— begin Listed entries —
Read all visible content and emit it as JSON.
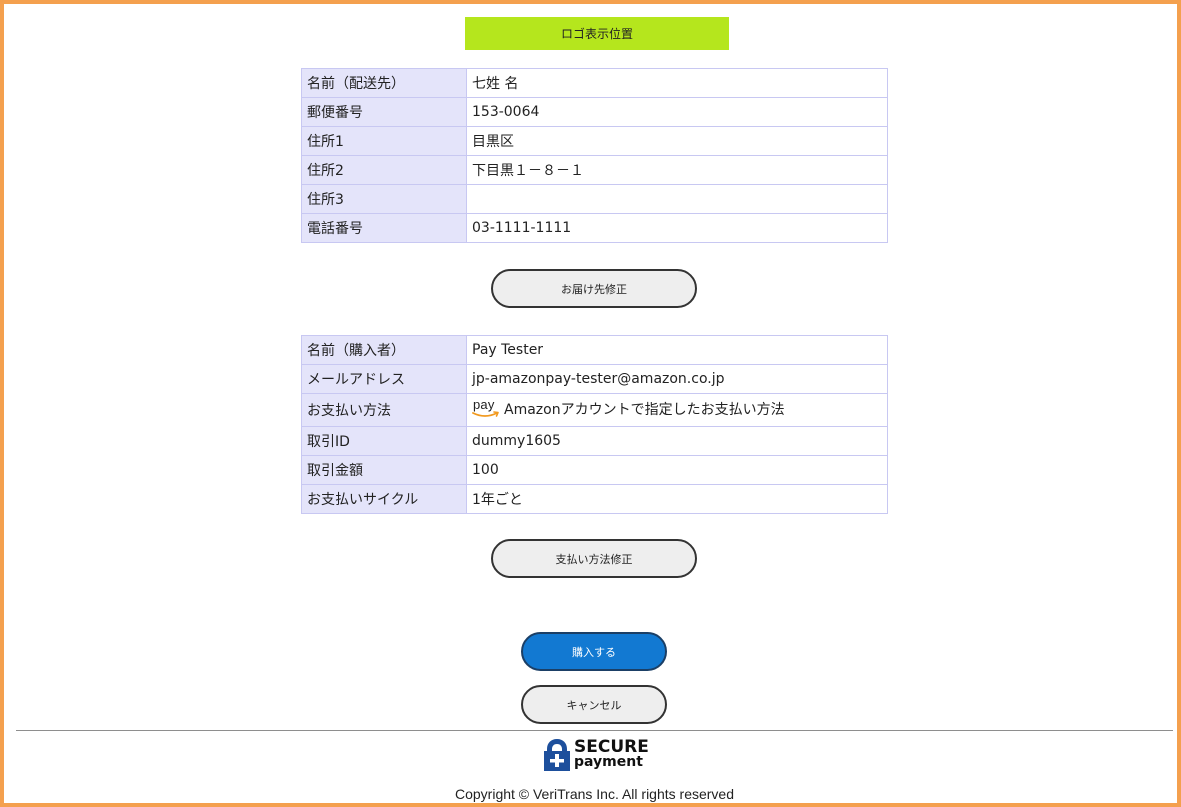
{
  "logo_area": {
    "label": "ロゴ表示位置",
    "background": "#b5e61d"
  },
  "shipping": {
    "rows": [
      {
        "label": "名前（配送先）",
        "value": "七姓 名"
      },
      {
        "label": "郵便番号",
        "value": "153-0064"
      },
      {
        "label": "住所1",
        "value": "目黒区"
      },
      {
        "label": "住所2",
        "value": "下目黒１－８－１"
      },
      {
        "label": "住所3",
        "value": ""
      },
      {
        "label": "電話番号",
        "value": "03-1111-1111"
      }
    ],
    "edit_button": "お届け先修正"
  },
  "purchase": {
    "name_label": "名前（購入者）",
    "name_value": "Pay Tester",
    "email_label": "メールアドレス",
    "email_value": "jp-amazonpay-tester@amazon.co.jp",
    "payment_label": "お支払い方法",
    "payment_logo_text": "pay",
    "payment_value": "Amazonアカウントで指定したお支払い方法",
    "txn_id_label": "取引ID",
    "txn_id_value": "dummy1605",
    "amount_label": "取引金額",
    "amount_value": "100",
    "cycle_label": "お支払いサイクル",
    "cycle_value": "1年ごと",
    "edit_button": "支払い方法修正"
  },
  "actions": {
    "buy_button": "購入する",
    "cancel_button": "キャンセル"
  },
  "footer": {
    "logo_line1": "SECURE",
    "logo_line2": "payment",
    "copyright": "Copyright © VeriTrans Inc. All rights reserved"
  },
  "colors": {
    "frame_border": "#f4a04e",
    "label_cell": "#e4e4fa",
    "primary_button": "#1279d2",
    "amazon_smile": "#f29a1f"
  }
}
— end Listed entries —
The request.
Repeat the records above exactly, leaving out any pictures they contain.

The solution.
Read all visible content and emit it as JSON.
{
  "logo_area": {
    "label": "ロゴ表示位置",
    "background": "#b5e61d"
  },
  "shipping": {
    "rows": [
      {
        "label": "名前（配送先）",
        "value": "七姓 名"
      },
      {
        "label": "郵便番号",
        "value": "153-0064"
      },
      {
        "label": "住所1",
        "value": "目黒区"
      },
      {
        "label": "住所2",
        "value": "下目黒１－８－１"
      },
      {
        "label": "住所3",
        "value": ""
      },
      {
        "label": "電話番号",
        "value": "03-1111-1111"
      }
    ],
    "edit_button": "お届け先修正"
  },
  "purchase": {
    "name_label": "名前（購入者）",
    "name_value": "Pay Tester",
    "email_label": "メールアドレス",
    "email_value": "jp-amazonpay-tester@amazon.co.jp",
    "payment_label": "お支払い方法",
    "payment_logo_text": "pay",
    "payment_value": "Amazonアカウントで指定したお支払い方法",
    "txn_id_label": "取引ID",
    "txn_id_value": "dummy1605",
    "amount_label": "取引金額",
    "amount_value": "100",
    "cycle_label": "お支払いサイクル",
    "cycle_value": "1年ごと",
    "edit_button": "支払い方法修正"
  },
  "actions": {
    "buy_button": "購入する",
    "cancel_button": "キャンセル"
  },
  "footer": {
    "logo_line1": "SECURE",
    "logo_line2": "payment",
    "copyright": "Copyright © VeriTrans Inc. All rights reserved"
  },
  "colors": {
    "frame_border": "#f4a04e",
    "label_cell": "#e4e4fa",
    "primary_button": "#1279d2",
    "amazon_smile": "#f29a1f"
  }
}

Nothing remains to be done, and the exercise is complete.